— BEGIN INFORMATION SHOWN —

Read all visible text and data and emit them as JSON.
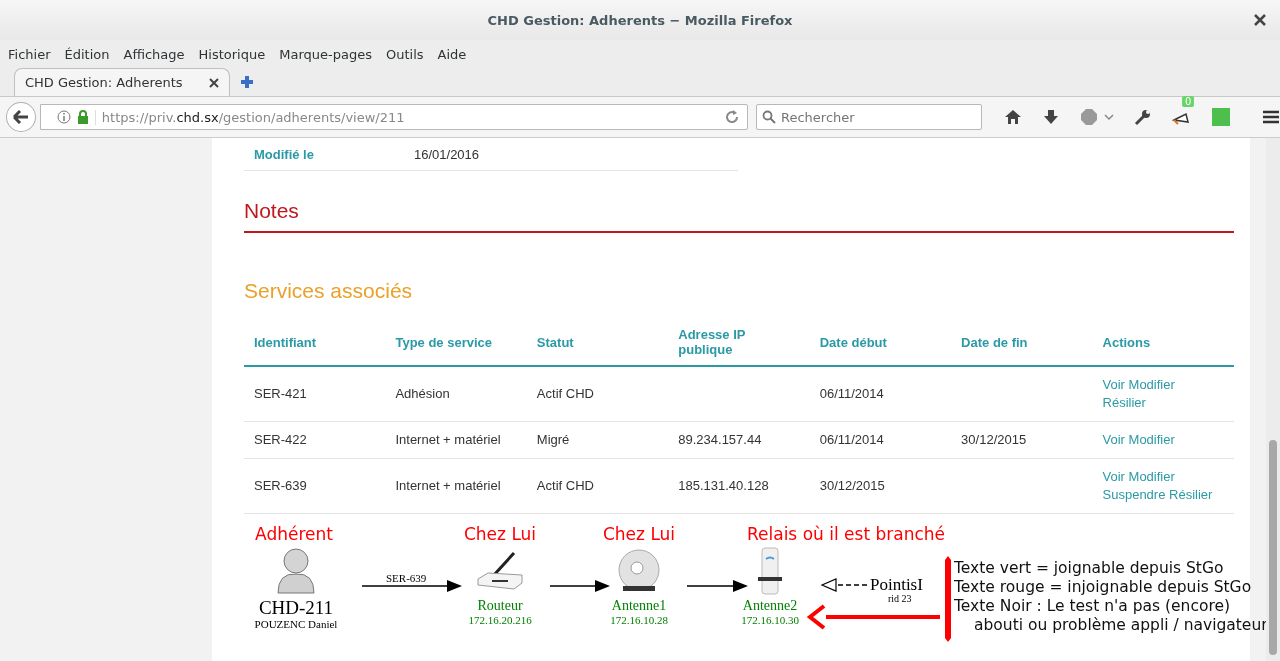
{
  "window": {
    "title": "CHD Gestion: Adherents − Mozilla Firefox"
  },
  "menu": [
    "Fichier",
    "Édition",
    "Affichage",
    "Historique",
    "Marque-pages",
    "Outils",
    "Aide"
  ],
  "tabs": [
    {
      "label": "CHD Gestion: Adherents",
      "selected": true
    }
  ],
  "address": {
    "prefix": "https://priv.",
    "domain": "chd.sx",
    "path": "/gestion/adherents/view/211"
  },
  "search": {
    "placeholder": "Rechercher"
  },
  "toolbar_badge": "0",
  "details": [
    {
      "label": "Modifié le",
      "value": "16/01/2016"
    }
  ],
  "notes": {
    "title": "Notes"
  },
  "services": {
    "title": "Services associés",
    "columns": [
      "Identifiant",
      "Type de service",
      "Statut",
      "Adresse IP publique",
      "Date début",
      "Date de fin",
      "Actions"
    ],
    "rows": [
      {
        "cells": [
          "SER-421",
          "Adhésion",
          "Actif CHD",
          "",
          "06/11/2014",
          ""
        ],
        "actions": [
          "Voir",
          "Modifier",
          "Résilier"
        ]
      },
      {
        "cells": [
          "SER-422",
          "Internet + matériel",
          "Migré",
          "89.234.157.44",
          "06/11/2014",
          "30/12/2015"
        ],
        "actions": [
          "Voir",
          "Modifier"
        ]
      },
      {
        "cells": [
          "SER-639",
          "Internet + matériel",
          "Actif CHD",
          "185.131.40.128",
          "30/12/2015",
          ""
        ],
        "actions": [
          "Voir",
          "Modifier",
          "Suspendre",
          "Résilier"
        ]
      }
    ]
  },
  "diagram": {
    "nodes": [
      {
        "kind": "person",
        "heading": "Adhérent",
        "label": "CHD-211",
        "sublabel": "POUZENC Daniel",
        "color": "#000000"
      },
      {
        "kind": "router",
        "heading": "Chez Lui",
        "label": "Routeur",
        "sublabel": "172.16.20.216",
        "color": "#008000"
      },
      {
        "kind": "dish",
        "heading": "Chez Lui",
        "label": "Antenne1",
        "sublabel": "172.16.10.28",
        "color": "#008000"
      },
      {
        "kind": "station",
        "heading": "Relais où il est branché",
        "label": "Antenne2",
        "sublabel": "172.16.10.30",
        "color": "#008000"
      }
    ],
    "link_label": "SER-639",
    "relay": {
      "label": "PointisI",
      "sublabel": "rid 23"
    },
    "legend": [
      "Texte vert = joignable depuis StGo",
      "Texte rouge = injoignable depuis StGo",
      "Texte Noir : Le test n'a pas (encore)",
      "abouti ou problème appli / navigateur"
    ]
  }
}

— END INFORMATION SHOWN —

_WHAT IS REQUIRED:_ Look through the data above. Each line containing the word "depuis" needs to be copied.

_EXERCISE OUTPUT:_
      "Texte vert = joignable depuis StGo",
      "Texte rouge = injoignable depuis StGo",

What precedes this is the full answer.